- _WHAT IS REQUIRED_
Give the number of lines that contain the string "Steps", please, and nothing else.

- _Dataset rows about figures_

_ _ _ _ _ _ _

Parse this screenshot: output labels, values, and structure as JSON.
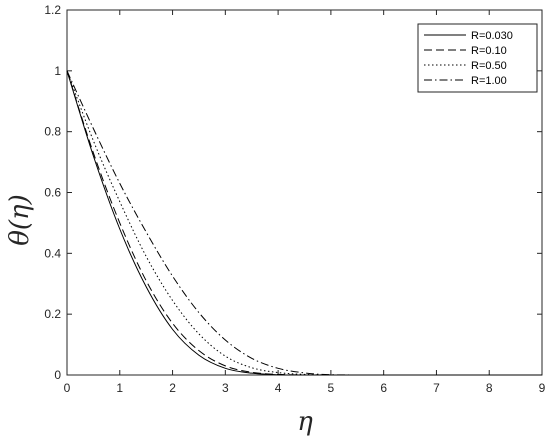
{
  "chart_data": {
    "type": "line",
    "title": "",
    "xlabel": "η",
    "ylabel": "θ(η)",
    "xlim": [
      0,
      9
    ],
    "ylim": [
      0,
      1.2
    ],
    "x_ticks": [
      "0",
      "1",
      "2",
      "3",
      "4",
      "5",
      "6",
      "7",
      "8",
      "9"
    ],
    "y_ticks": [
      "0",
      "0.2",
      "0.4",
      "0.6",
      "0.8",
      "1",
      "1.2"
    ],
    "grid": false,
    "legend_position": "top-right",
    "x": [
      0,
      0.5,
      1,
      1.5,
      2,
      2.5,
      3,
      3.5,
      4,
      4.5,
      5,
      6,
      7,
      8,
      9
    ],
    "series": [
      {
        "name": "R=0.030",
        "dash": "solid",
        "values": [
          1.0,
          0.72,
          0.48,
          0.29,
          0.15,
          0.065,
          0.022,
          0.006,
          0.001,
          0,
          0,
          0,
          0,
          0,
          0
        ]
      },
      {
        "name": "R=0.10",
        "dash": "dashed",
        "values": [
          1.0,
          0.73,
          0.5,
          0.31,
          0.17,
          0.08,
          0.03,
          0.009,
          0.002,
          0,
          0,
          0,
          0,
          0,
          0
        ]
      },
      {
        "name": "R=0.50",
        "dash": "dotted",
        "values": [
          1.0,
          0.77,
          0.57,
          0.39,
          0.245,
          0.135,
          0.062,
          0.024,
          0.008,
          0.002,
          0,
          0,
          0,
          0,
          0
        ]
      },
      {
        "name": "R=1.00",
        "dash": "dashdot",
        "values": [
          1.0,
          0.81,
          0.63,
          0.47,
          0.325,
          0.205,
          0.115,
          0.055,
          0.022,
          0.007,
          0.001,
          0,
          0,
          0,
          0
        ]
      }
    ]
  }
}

_ _ _ _ _ _ _

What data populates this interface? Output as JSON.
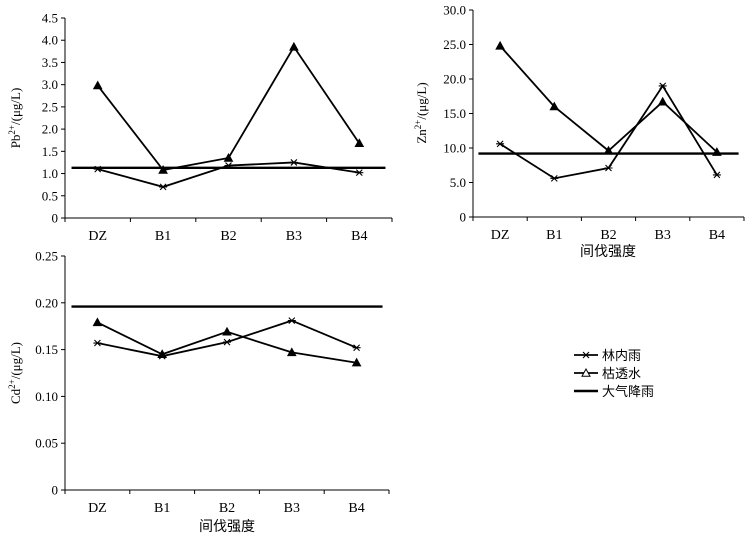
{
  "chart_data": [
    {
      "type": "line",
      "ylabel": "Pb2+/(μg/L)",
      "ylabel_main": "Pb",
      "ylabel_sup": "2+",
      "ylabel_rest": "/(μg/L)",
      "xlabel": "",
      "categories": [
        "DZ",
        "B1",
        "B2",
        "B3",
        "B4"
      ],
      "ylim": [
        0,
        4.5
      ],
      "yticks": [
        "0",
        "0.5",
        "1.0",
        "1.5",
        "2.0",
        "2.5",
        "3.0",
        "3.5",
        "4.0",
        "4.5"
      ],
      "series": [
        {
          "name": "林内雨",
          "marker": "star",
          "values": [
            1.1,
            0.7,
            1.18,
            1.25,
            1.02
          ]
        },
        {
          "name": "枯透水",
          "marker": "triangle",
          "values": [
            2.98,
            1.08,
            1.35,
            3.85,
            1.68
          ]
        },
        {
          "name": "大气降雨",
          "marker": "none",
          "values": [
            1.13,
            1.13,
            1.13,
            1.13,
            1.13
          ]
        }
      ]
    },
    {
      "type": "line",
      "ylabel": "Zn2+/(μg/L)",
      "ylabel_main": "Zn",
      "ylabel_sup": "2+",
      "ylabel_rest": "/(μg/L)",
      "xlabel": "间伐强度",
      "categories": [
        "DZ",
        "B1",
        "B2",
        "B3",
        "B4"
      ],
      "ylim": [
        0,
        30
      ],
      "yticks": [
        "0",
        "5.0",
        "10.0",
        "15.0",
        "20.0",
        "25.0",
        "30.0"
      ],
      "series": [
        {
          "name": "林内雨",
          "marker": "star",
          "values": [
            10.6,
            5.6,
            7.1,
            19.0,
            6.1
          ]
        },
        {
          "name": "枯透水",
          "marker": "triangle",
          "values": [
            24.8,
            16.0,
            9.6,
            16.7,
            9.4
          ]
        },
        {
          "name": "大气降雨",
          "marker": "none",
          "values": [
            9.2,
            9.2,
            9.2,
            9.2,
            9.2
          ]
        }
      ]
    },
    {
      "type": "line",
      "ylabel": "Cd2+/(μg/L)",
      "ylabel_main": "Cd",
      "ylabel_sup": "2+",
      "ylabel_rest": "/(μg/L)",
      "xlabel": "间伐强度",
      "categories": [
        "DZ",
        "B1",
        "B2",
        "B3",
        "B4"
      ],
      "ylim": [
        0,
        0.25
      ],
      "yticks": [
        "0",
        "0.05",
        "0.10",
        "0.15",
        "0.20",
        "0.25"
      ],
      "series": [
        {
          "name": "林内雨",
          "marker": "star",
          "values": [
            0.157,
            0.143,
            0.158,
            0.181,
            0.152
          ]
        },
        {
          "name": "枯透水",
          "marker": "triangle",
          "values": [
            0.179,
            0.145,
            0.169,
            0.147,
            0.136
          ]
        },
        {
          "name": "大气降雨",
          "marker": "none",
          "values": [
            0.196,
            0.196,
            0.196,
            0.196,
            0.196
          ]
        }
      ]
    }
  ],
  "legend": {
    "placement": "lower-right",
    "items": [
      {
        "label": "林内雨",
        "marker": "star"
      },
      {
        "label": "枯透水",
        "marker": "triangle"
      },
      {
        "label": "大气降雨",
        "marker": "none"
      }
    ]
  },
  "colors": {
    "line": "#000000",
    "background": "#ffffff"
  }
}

_ _ _ _ _ _ _

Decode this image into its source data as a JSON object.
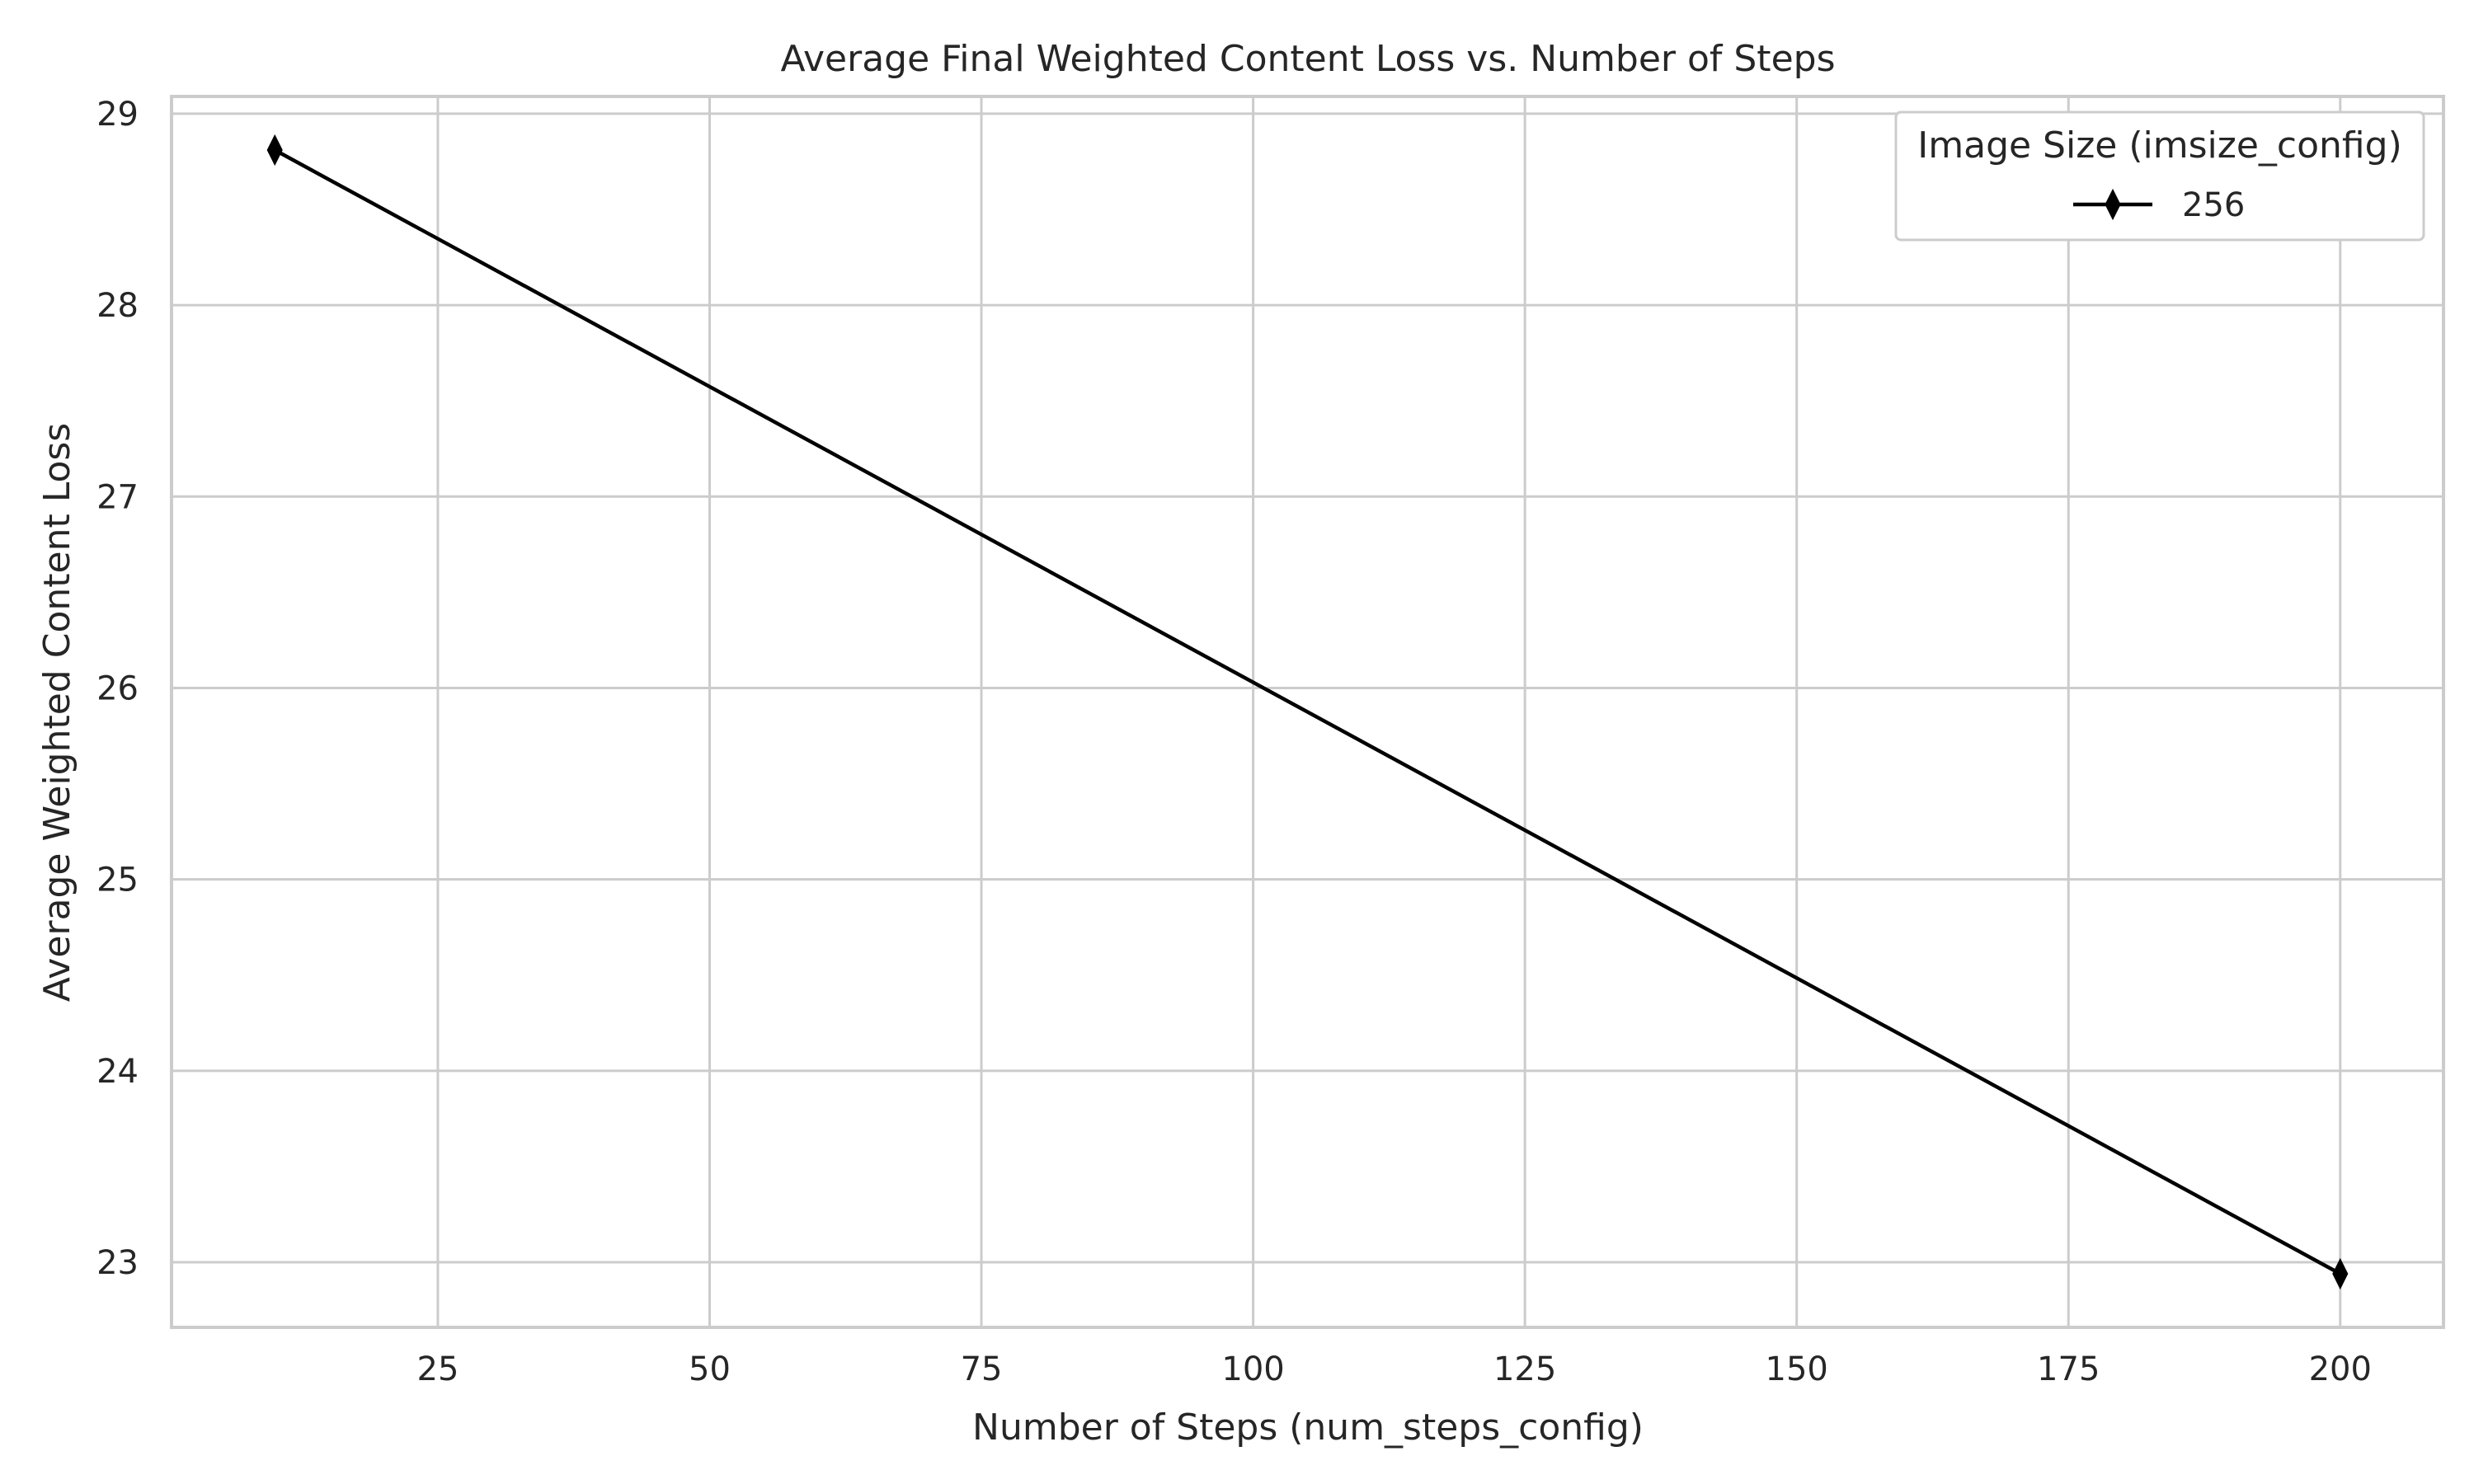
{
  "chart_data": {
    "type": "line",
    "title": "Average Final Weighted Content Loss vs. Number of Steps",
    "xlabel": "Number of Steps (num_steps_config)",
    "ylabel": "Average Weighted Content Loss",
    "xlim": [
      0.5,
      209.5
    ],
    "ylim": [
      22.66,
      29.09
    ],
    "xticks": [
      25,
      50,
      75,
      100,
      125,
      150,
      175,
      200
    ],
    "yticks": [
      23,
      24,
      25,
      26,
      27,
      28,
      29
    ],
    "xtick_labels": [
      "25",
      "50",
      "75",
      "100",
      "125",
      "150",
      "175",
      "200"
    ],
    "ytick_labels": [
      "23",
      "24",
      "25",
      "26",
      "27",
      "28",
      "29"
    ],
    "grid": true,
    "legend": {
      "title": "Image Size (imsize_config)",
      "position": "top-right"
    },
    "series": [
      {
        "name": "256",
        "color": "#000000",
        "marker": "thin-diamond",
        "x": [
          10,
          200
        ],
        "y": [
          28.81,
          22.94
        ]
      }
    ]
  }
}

_ _ _ _ _ _ _

- _RESULT FOR THIS TASK_
2